## The exercise
Select from the data all lines with the word "anti".

## Data supplied
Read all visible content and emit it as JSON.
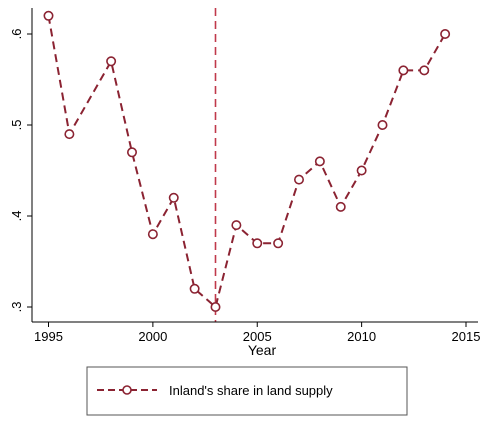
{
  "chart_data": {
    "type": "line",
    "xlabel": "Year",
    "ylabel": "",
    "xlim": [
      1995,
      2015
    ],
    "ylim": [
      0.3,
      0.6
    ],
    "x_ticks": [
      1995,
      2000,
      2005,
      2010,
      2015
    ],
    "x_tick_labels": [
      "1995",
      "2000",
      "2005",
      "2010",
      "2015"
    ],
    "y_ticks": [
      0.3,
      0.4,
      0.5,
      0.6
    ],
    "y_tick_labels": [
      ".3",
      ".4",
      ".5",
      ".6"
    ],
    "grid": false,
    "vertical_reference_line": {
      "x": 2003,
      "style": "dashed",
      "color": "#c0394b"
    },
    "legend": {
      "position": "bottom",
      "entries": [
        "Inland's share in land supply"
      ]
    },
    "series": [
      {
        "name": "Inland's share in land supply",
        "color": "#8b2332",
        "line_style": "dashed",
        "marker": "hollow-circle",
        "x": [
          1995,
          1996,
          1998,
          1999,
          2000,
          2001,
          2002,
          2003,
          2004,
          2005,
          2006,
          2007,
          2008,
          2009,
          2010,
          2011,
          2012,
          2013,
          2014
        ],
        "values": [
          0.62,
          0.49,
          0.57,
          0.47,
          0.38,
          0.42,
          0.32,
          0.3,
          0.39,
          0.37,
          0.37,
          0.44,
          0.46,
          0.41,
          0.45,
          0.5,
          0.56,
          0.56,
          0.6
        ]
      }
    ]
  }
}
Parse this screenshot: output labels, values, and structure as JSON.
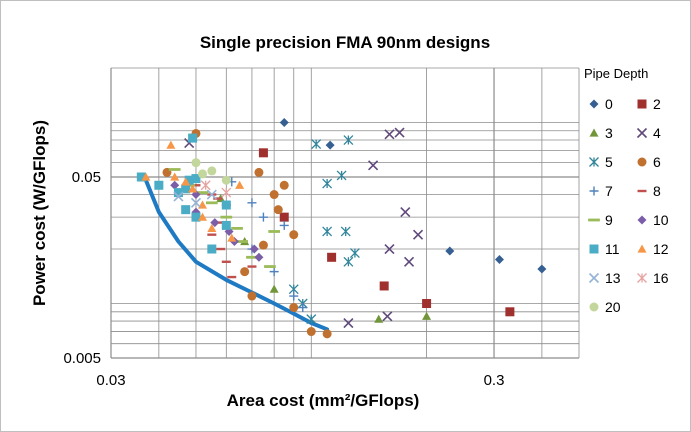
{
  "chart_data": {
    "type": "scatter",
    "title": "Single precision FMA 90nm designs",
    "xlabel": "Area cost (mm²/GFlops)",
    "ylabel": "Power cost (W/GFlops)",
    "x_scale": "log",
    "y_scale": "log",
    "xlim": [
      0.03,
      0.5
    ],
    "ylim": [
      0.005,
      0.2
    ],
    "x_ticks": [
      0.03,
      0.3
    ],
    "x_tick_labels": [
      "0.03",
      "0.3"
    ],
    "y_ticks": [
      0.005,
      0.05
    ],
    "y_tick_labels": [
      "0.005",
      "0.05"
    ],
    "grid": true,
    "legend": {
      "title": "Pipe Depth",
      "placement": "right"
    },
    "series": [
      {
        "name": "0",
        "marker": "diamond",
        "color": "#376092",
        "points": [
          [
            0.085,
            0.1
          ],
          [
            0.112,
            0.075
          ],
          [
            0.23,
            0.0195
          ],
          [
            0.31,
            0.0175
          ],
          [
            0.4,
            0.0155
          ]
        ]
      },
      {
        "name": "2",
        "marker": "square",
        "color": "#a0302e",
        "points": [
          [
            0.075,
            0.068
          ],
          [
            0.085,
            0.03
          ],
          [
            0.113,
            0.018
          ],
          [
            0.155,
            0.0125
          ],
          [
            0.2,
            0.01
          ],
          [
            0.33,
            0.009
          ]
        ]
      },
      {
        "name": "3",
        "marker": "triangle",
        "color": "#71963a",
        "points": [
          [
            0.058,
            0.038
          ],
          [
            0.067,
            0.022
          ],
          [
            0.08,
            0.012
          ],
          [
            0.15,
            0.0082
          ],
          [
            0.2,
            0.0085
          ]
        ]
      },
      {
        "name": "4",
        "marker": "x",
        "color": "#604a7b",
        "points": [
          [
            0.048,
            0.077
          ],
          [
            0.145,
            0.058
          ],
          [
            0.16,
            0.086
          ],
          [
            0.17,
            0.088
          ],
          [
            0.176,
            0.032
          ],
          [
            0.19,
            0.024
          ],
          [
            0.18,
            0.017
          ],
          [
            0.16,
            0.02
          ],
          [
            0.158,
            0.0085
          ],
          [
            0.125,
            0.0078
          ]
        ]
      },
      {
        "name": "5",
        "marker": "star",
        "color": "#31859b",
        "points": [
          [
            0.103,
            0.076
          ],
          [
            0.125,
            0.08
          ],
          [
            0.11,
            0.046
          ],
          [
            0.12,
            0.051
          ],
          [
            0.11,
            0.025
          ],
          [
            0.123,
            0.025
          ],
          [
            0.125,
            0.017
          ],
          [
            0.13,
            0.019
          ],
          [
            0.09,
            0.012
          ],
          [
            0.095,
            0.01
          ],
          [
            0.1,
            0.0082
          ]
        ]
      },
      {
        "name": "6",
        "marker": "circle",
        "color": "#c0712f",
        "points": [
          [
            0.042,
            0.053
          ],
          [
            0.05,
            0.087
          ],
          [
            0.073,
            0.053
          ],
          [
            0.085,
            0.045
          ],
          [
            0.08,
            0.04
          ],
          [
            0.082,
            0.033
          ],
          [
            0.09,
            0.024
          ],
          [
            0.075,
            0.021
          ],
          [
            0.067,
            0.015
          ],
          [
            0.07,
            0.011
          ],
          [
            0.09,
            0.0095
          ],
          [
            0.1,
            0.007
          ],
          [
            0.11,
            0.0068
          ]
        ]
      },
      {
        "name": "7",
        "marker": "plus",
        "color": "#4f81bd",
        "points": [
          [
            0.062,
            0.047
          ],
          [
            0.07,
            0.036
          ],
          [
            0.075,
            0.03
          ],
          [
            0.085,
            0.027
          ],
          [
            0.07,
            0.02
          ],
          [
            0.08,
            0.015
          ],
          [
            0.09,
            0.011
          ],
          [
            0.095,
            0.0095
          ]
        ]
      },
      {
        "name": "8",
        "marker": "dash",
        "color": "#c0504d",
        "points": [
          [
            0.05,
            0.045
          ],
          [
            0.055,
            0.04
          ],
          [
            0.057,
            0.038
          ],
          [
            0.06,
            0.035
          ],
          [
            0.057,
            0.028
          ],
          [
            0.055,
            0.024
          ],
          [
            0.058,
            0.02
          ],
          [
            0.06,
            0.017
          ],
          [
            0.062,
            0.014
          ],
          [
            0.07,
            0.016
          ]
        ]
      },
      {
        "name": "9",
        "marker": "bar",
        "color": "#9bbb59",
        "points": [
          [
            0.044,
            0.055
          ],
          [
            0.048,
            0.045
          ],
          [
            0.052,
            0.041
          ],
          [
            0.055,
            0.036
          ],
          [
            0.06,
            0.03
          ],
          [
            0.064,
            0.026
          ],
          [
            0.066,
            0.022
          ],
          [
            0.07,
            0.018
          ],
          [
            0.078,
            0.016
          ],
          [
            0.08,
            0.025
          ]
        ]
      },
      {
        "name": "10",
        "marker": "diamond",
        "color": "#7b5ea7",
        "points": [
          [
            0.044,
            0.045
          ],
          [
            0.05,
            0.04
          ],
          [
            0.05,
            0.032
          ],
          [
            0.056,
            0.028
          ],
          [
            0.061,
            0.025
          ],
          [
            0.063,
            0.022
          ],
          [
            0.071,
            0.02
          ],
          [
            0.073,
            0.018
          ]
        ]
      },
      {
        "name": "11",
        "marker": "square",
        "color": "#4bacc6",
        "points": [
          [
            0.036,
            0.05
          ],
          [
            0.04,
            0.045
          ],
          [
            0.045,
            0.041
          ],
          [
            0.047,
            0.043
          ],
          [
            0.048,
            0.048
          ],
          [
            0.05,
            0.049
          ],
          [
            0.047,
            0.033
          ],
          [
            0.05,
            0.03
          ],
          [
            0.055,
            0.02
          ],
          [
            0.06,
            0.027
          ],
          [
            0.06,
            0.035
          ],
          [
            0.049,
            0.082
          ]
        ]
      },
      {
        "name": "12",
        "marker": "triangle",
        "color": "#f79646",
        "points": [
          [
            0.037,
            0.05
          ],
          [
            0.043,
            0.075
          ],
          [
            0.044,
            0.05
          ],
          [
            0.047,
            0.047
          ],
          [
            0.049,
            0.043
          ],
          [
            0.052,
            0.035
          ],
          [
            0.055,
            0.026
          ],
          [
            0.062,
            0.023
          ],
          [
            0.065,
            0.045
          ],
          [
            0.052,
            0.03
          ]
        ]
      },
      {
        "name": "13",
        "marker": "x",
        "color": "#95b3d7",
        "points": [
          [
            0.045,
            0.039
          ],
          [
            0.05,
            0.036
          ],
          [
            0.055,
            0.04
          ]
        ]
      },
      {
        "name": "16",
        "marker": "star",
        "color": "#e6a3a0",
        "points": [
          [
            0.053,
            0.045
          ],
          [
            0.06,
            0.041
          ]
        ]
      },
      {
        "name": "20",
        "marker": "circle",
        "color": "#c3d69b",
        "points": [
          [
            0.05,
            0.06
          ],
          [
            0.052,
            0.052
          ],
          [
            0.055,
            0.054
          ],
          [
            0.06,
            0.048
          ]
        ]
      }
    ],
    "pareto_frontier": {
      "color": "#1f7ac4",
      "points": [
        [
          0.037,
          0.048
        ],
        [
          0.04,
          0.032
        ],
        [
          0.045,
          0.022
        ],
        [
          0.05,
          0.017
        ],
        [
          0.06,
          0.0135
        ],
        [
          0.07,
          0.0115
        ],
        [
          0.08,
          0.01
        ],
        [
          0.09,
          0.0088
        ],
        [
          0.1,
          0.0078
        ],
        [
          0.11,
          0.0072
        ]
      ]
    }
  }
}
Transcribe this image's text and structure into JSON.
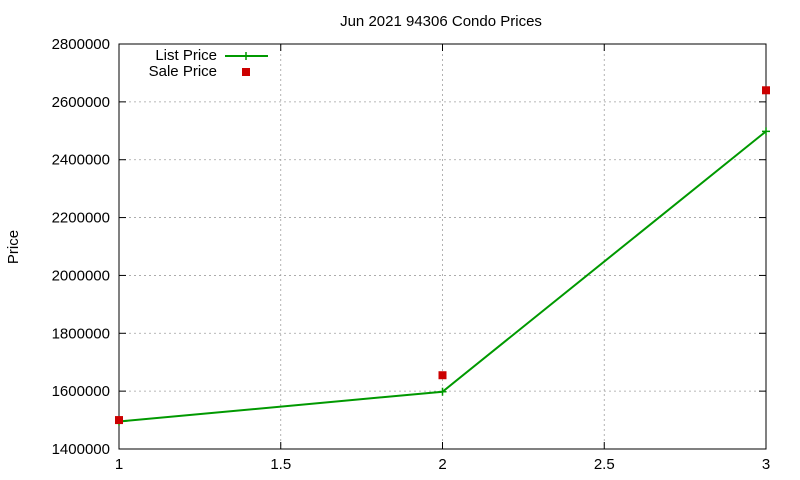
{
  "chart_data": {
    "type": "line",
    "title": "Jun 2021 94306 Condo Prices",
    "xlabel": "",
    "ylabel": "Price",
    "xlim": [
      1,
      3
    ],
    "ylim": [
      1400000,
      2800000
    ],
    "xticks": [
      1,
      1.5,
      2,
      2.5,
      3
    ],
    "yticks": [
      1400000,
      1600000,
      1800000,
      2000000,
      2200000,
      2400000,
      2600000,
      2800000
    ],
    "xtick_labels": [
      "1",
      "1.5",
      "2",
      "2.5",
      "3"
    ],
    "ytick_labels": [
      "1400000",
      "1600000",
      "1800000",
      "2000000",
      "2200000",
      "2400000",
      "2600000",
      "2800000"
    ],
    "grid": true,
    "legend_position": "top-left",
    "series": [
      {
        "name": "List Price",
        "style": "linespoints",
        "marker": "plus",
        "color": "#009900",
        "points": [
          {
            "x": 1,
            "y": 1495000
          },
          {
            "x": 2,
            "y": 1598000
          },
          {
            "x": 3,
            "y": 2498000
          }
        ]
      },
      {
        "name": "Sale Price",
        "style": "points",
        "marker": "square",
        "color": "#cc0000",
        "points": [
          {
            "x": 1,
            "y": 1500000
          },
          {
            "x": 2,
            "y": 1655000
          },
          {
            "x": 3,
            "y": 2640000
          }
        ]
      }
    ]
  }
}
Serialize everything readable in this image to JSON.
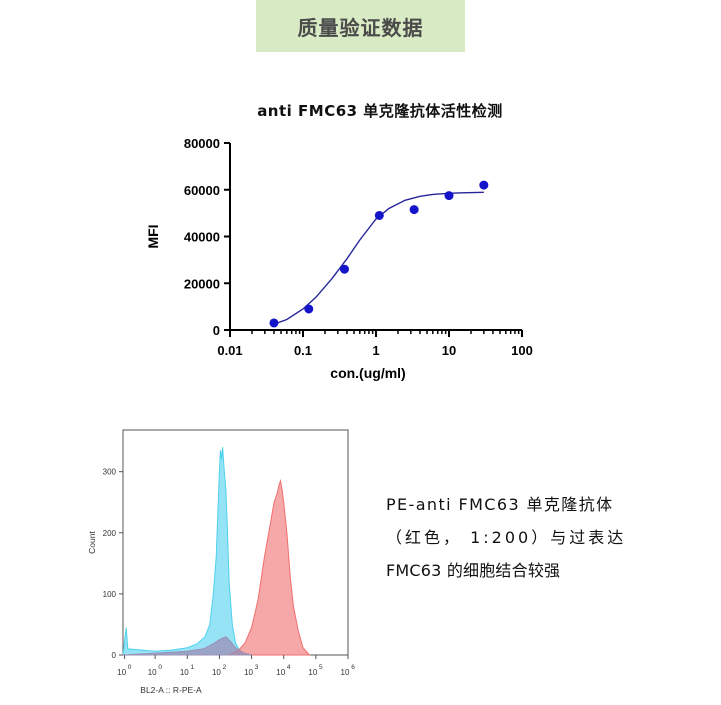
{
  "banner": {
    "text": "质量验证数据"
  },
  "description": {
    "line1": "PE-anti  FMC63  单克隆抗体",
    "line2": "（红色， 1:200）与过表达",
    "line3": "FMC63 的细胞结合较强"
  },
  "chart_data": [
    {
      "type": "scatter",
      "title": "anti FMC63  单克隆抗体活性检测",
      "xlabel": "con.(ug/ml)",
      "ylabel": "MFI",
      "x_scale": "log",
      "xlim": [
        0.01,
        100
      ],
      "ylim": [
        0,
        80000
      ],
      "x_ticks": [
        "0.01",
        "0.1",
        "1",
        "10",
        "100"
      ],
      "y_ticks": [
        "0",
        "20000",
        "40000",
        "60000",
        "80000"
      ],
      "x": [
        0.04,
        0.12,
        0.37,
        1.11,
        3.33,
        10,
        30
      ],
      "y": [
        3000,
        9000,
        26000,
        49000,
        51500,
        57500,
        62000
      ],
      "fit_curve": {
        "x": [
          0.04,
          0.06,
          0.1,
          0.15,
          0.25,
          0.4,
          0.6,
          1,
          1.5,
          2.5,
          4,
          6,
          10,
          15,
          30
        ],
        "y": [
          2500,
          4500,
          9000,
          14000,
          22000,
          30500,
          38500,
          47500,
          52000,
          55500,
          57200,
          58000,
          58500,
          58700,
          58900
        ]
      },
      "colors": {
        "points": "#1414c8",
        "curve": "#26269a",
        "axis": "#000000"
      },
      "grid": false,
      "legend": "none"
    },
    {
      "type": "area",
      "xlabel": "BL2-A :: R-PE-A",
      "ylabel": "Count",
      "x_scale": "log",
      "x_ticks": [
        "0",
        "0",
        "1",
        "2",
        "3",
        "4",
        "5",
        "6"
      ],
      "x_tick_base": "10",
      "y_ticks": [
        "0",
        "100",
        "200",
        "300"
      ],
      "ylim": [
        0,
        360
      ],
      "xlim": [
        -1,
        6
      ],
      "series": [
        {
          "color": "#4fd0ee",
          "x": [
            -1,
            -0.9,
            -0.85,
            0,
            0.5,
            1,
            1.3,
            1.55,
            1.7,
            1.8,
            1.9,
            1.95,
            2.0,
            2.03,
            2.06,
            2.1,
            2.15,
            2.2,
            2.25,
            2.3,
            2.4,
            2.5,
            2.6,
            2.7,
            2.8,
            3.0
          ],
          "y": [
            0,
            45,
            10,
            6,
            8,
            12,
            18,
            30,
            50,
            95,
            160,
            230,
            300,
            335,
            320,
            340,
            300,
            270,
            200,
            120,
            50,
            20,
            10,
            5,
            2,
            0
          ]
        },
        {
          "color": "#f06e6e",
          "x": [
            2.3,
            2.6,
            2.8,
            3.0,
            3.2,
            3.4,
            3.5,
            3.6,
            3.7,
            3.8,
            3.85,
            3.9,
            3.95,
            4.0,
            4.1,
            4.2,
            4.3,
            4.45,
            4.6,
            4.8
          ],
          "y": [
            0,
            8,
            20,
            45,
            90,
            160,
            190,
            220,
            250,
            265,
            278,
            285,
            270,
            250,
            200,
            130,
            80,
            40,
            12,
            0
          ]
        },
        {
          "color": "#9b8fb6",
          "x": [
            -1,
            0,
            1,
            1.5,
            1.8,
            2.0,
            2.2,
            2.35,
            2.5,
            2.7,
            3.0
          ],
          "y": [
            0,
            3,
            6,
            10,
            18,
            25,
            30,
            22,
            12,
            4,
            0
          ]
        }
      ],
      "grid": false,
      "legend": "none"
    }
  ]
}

## Output
    "line1": "PE-anti  FMC63  单克隆抗体",
      "title": "anti FMC63  单克隆抗体活性检测",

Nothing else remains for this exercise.